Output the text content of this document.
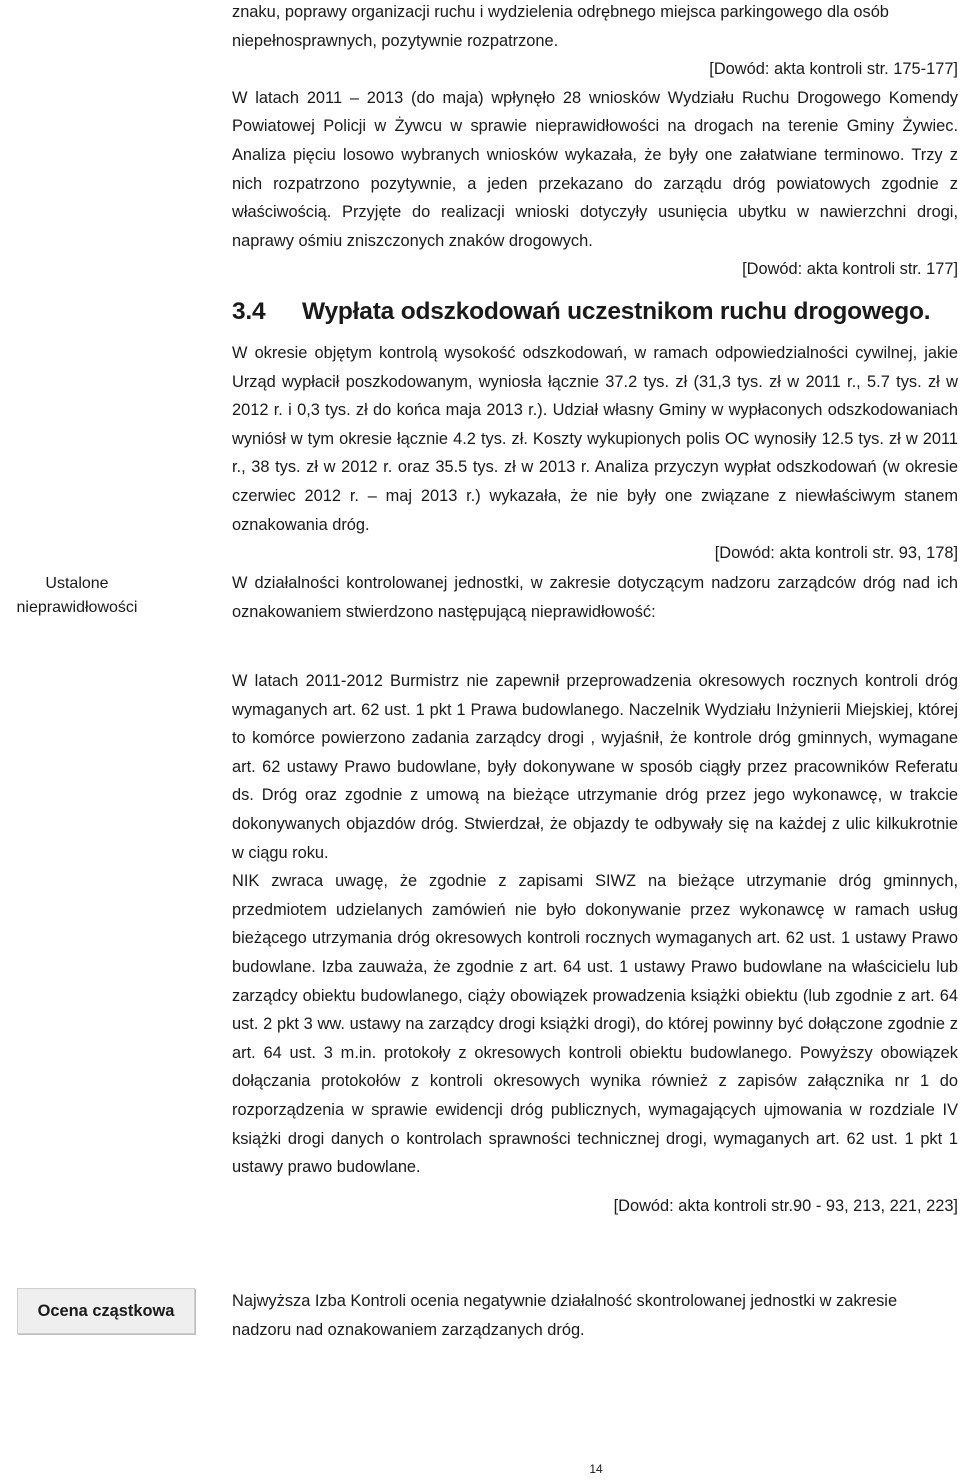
znaku, poprawy organizacji ruchu i wydzielenia odrębnego miejsca parkingowego dla osób niepełnosprawnych, pozytywnie rozpatrzone.

[Dowód: akta kontroli str. 175-177]

W latach 2011 – 2013 (do maja) wpłynęło 28 wniosków Wydziału Ruchu Drogowego Komendy Powiatowej Policji w Żywcu w sprawie nieprawidłowości na drogach na terenie Gminy Żywiec. Analiza pięciu losowo wybranych wniosków wykazała, że były one załatwiane terminowo. Trzy z nich rozpatrzono pozytywnie, a jeden przekazano do zarządu dróg powiatowych zgodnie z właściwością. Przyjęte do realizacji wnioski dotyczyły usunięcia ubytku w nawierzchni drogi, naprawy ośmiu zniszczonych znaków drogowych.

[Dowód: akta kontroli str. 177]

3.4 Wypłata odszkodowań uczestnikom ruchu drogowego.

W okresie objętym kontrolą wysokość odszkodowań, w ramach odpowiedzialności cywilnej, jakie Urząd wypłacił poszkodowanym, wyniosła łącznie 37.2 tys. zł (31,3 tys. zł w 2011 r., 5.7 tys. zł w 2012 r. i 0,3 tys. zł do końca maja 2013 r.). Udział własny Gminy w wypłaconych odszkodowaniach wyniósł w tym okresie łącznie 4.2 tys. zł. Koszty wykupionych polis OC wynosiły 12.5 tys. zł w 2011 r., 38 tys. zł w 2012 r. oraz 35.5 tys. zł w 2013 r. Analiza przyczyn wypłat odszkodowań (w okresie czerwiec 2012 r. – maj 2013 r.) wykazała, że nie były one związane z niewłaściwym stanem oznakowania dróg.

[Dowód: akta kontroli str. 93, 178]

Ustalone nieprawidłowości

W działalności kontrolowanej jednostki, w zakresie dotyczącym nadzoru zarządców dróg nad ich oznakowaniem stwierdzono następującą nieprawidłowość:

W latach 2011-2012 Burmistrz nie zapewnił przeprowadzenia okresowych rocznych kontroli dróg wymaganych art. 62 ust. 1 pkt 1 Prawa budowlanego. Naczelnik Wydziału Inżynierii Miejskiej, której to komórce powierzono zadania zarządcy drogi , wyjaśnił, że kontrole dróg gminnych, wymagane art. 62 ustawy Prawo budowlane, były dokonywane w sposób ciągły przez pracowników Referatu ds. Dróg oraz zgodnie z umową na bieżące utrzymanie dróg przez jego wykonawcę, w trakcie dokonywanych objazdów dróg. Stwierdzał, że objazdy te odbywały się na każdej z ulic kilkukrotnie w ciągu roku.

NIK zwraca uwagę, że zgodnie z zapisami SIWZ na bieżące utrzymanie dróg gminnych, przedmiotem udzielanych zamówień nie było dokonywanie przez wykonawcę w ramach usług bieżącego utrzymania dróg okresowych kontroli rocznych wymaganych art. 62 ust. 1 ustawy Prawo budowlane. Izba zauważa, że zgodnie z art. 64 ust. 1 ustawy Prawo budowlane na właścicielu lub zarządcy obiektu budowlanego, ciąży obowiązek prowadzenia książki obiektu (lub zgodnie z art. 64 ust. 2 pkt 3 ww. ustawy na zarządcy drogi książki drogi), do której powinny być dołączone zgodnie z art. 64 ust. 3 m.in. protokoły z okresowych kontroli obiektu budowlanego. Powyższy obowiązek dołączania protokołów z kontroli okresowych wynika również z zapisów załącznika nr 1 do rozporządzenia w sprawie ewidencji dróg publicznych, wymagających ujmowania w rozdziale IV książki drogi danych o kontrolach sprawności technicznej drogi, wymaganych art. 62 ust. 1 pkt 1 ustawy prawo budowlane.

[Dowód: akta kontroli str.90 - 93, 213, 221, 223]

Ocena cząstkowa

Najwyższa Izba Kontroli ocenia negatywnie działalność skontrolowanej jednostki w zakresie nadzoru nad oznakowaniem zarządzanych dróg.

14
§ §
Short problem —
Copy each line above that contains the word "akta".

Response —
[Dowód: akta kontroli str. 175-177]
[Dowód: akta kontroli str. 177]
[Dowód: akta kontroli str. 93, 178]
[Dowód: akta kontroli str.90 - 93, 213, 221, 223]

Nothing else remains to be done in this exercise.